**What is needed:**
Write out each of the items below verbatim, line for line, leaving out the pictures.

-=-=-=-=-

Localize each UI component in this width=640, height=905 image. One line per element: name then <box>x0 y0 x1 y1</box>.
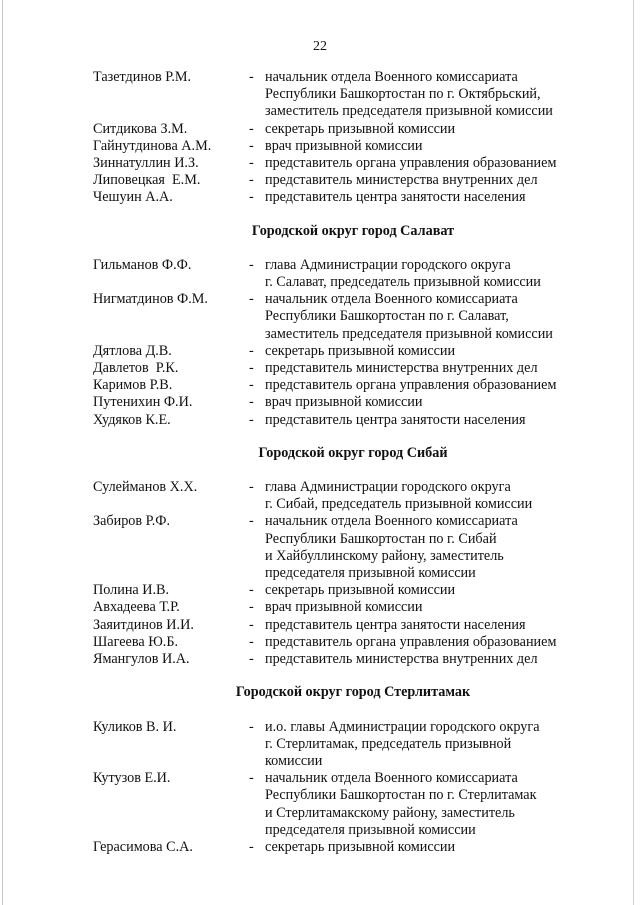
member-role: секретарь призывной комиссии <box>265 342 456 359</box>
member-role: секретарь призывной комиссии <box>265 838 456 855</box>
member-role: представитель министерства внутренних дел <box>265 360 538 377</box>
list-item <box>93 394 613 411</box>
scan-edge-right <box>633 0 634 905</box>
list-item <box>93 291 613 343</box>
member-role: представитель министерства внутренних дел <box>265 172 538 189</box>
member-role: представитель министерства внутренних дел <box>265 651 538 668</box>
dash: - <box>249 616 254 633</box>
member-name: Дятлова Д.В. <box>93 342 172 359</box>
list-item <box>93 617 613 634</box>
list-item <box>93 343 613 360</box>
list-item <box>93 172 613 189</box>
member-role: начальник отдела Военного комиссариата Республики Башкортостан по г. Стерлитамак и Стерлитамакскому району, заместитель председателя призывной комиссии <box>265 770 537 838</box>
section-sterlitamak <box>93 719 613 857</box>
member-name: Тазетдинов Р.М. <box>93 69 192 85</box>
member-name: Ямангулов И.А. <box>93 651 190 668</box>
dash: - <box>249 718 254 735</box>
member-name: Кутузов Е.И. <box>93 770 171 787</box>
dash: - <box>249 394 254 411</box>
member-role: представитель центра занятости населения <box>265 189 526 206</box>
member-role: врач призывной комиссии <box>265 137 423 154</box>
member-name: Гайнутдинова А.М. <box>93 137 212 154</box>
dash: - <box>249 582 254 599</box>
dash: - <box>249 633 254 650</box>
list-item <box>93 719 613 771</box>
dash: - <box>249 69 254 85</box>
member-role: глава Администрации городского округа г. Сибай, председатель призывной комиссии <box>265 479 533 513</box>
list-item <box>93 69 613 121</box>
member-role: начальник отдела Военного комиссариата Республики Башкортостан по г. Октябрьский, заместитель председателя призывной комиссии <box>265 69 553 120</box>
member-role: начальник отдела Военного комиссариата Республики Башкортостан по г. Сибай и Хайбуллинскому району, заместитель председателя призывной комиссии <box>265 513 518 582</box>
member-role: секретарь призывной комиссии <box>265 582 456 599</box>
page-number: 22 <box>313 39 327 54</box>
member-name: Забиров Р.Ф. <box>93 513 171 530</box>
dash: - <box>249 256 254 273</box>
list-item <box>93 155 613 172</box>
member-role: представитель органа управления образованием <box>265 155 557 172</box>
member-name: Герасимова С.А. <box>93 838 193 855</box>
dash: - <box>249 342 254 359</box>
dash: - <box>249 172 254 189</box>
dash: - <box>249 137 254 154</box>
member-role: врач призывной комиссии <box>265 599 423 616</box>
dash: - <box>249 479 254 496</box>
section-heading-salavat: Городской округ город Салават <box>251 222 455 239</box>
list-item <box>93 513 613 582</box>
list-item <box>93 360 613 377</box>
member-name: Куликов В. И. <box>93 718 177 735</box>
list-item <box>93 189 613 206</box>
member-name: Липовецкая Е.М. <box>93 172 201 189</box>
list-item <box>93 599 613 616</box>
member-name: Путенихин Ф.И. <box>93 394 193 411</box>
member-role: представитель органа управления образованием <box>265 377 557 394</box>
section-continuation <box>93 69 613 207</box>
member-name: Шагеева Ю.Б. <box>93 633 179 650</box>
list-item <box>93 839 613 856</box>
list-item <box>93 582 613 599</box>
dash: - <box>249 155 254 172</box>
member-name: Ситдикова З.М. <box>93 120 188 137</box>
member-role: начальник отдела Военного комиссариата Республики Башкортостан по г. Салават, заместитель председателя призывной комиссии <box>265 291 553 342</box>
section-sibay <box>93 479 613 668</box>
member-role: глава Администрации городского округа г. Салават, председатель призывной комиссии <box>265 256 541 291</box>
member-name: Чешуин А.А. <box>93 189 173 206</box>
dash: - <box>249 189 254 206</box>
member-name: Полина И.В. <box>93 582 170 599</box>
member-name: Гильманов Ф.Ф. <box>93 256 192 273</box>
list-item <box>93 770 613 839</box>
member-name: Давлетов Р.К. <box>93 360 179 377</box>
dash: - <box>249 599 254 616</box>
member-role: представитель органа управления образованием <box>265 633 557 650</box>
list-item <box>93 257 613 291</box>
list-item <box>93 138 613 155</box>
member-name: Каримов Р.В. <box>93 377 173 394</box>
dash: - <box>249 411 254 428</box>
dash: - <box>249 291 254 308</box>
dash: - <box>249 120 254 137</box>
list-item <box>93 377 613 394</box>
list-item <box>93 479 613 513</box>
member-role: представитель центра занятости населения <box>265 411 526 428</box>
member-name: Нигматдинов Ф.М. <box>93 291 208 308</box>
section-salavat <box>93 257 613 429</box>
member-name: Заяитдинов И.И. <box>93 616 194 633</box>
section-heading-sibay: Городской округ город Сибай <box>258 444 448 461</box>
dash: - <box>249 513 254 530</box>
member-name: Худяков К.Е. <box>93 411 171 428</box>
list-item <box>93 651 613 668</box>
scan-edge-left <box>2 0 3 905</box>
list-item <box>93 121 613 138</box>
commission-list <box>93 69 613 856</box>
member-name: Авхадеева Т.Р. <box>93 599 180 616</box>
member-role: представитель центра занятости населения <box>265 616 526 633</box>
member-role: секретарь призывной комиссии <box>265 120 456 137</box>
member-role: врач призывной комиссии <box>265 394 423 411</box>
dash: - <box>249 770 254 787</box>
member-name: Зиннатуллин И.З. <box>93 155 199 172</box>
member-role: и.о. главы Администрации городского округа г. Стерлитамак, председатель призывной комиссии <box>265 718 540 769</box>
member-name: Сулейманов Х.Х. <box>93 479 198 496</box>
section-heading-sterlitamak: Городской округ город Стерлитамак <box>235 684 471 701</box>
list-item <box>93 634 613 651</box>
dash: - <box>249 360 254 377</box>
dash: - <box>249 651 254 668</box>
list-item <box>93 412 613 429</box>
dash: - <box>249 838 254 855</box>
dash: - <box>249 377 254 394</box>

-=-=-=-=-

**Result of this task:**
Localize each UI component in this width=640, height=905 image. One line per element: name then <box>x0 y0 x1 y1</box>.
member-role: секретарь призывной комиссии <box>265 342 456 359</box>
member-role: секретарь призывной комиссии <box>265 838 456 855</box>
member-role: представитель министерства внутренних дел <box>265 360 538 377</box>
list-item <box>93 394 613 411</box>
scan-edge-right <box>633 0 634 905</box>
list-item <box>93 291 613 343</box>
member-role: представитель министерства внутренних дел <box>265 172 538 189</box>
member-role: представитель министерства внутренних дел <box>265 651 538 668</box>
dash: - <box>249 616 254 633</box>
member-name: Дятлова Д.В. <box>93 342 172 359</box>
list-item <box>93 617 613 634</box>
list-item <box>93 343 613 360</box>
list-item <box>93 172 613 189</box>
member-role: начальник отдела Военного комиссариата Республики Башкортостан по г. Стерлитамак и Стерлитамакскому району, заместитель председателя призывной комиссии <box>265 770 537 838</box>
section-sterlitamak <box>93 719 613 857</box>
member-name: Тазетдинов Р.М. <box>93 69 192 85</box>
member-name: Ямангулов И.А. <box>93 651 190 668</box>
dash: - <box>249 718 254 735</box>
member-name: Кутузов Е.И. <box>93 770 171 787</box>
dash: - <box>249 394 254 411</box>
member-role: представитель центра занятости населения <box>265 189 526 206</box>
member-role: врач призывной комиссии <box>265 137 423 154</box>
member-name: Гайнутдинова А.М. <box>93 137 212 154</box>
dash: - <box>249 582 254 599</box>
dash: - <box>249 633 254 650</box>
list-item <box>93 719 613 771</box>
dash: - <box>249 69 254 85</box>
member-role: глава Администрации городского округа г. Сибай, председатель призывной комиссии <box>265 479 533 513</box>
list-item <box>93 69 613 121</box>
member-role: начальник отдела Военного комиссариата Республики Башкортостан по г. Октябрьский, заместитель председателя призывной комиссии <box>265 69 553 120</box>
member-role: начальник отдела Военного комиссариата Республики Башкортостан по г. Сибай и Хайбуллинскому району, заместитель председателя призывной комиссии <box>265 513 518 582</box>
member-role: секретарь призывной комиссии <box>265 582 456 599</box>
page-number: 22 <box>313 39 327 54</box>
member-name: Забиров Р.Ф. <box>93 513 171 530</box>
dash: - <box>249 256 254 273</box>
list-item <box>93 155 613 172</box>
member-role: представитель органа управления образованием <box>265 155 557 172</box>
member-name: Герасимова С.А. <box>93 838 193 855</box>
dash: - <box>249 342 254 359</box>
dash: - <box>249 172 254 189</box>
dash: - <box>249 137 254 154</box>
member-role: врач призывной комиссии <box>265 599 423 616</box>
dash: - <box>249 479 254 496</box>
section-heading-salavat: Городской округ город Салават <box>251 222 455 239</box>
list-item <box>93 513 613 582</box>
list-item <box>93 360 613 377</box>
member-name: Куликов В. И. <box>93 718 177 735</box>
list-item <box>93 189 613 206</box>
member-name: Липовецкая Е.М. <box>93 172 201 189</box>
list-item <box>93 599 613 616</box>
member-name: Путенихин Ф.И. <box>93 394 193 411</box>
member-role: представитель органа управления образованием <box>265 377 557 394</box>
section-continuation <box>93 69 613 207</box>
member-name: Шагеева Ю.Б. <box>93 633 179 650</box>
list-item <box>93 839 613 856</box>
list-item <box>93 582 613 599</box>
dash: - <box>249 155 254 172</box>
member-name: Ситдикова З.М. <box>93 120 188 137</box>
member-role: начальник отдела Военного комиссариата Республики Башкортостан по г. Салават, заместитель председателя призывной комиссии <box>265 291 553 342</box>
section-sibay <box>93 479 613 668</box>
member-role: глава Администрации городского округа г. Салават, председатель призывной комиссии <box>265 256 541 291</box>
member-name: Чешуин А.А. <box>93 189 173 206</box>
dash: - <box>249 189 254 206</box>
member-name: Полина И.В. <box>93 582 170 599</box>
member-name: Гильманов Ф.Ф. <box>93 256 192 273</box>
list-item <box>93 770 613 839</box>
member-name: Давлетов Р.К. <box>93 360 179 377</box>
dash: - <box>249 599 254 616</box>
member-role: представитель органа управления образованием <box>265 633 557 650</box>
list-item <box>93 257 613 291</box>
list-item <box>93 138 613 155</box>
member-name: Каримов Р.В. <box>93 377 173 394</box>
dash: - <box>249 411 254 428</box>
dash: - <box>249 291 254 308</box>
dash: - <box>249 120 254 137</box>
list-item <box>93 377 613 394</box>
list-item <box>93 479 613 513</box>
member-role: представитель центра занятости населения <box>265 411 526 428</box>
member-name: Нигматдинов Ф.М. <box>93 291 208 308</box>
section-salavat <box>93 257 613 429</box>
member-name: Заяитдинов И.И. <box>93 616 194 633</box>
section-heading-sibay: Городской округ город Сибай <box>258 444 448 461</box>
dash: - <box>249 513 254 530</box>
member-name: Худяков К.Е. <box>93 411 171 428</box>
list-item <box>93 651 613 668</box>
scan-edge-left <box>2 0 3 905</box>
list-item <box>93 121 613 138</box>
commission-list <box>93 69 613 856</box>
member-name: Авхадеева Т.Р. <box>93 599 180 616</box>
member-role: представитель центра занятости населения <box>265 616 526 633</box>
member-role: секретарь призывной комиссии <box>265 120 456 137</box>
member-role: врач призывной комиссии <box>265 394 423 411</box>
dash: - <box>249 770 254 787</box>
member-name: Зиннатуллин И.З. <box>93 155 199 172</box>
member-role: и.о. главы Администрации городского округа г. Стерлитамак, председатель призывной комиссии <box>265 718 540 769</box>
member-name: Сулейманов Х.Х. <box>93 479 198 496</box>
section-heading-sterlitamak: Городской округ город Стерлитамак <box>235 684 471 701</box>
list-item <box>93 634 613 651</box>
dash: - <box>249 360 254 377</box>
dash: - <box>249 651 254 668</box>
list-item <box>93 412 613 429</box>
dash: - <box>249 838 254 855</box>
dash: - <box>249 377 254 394</box>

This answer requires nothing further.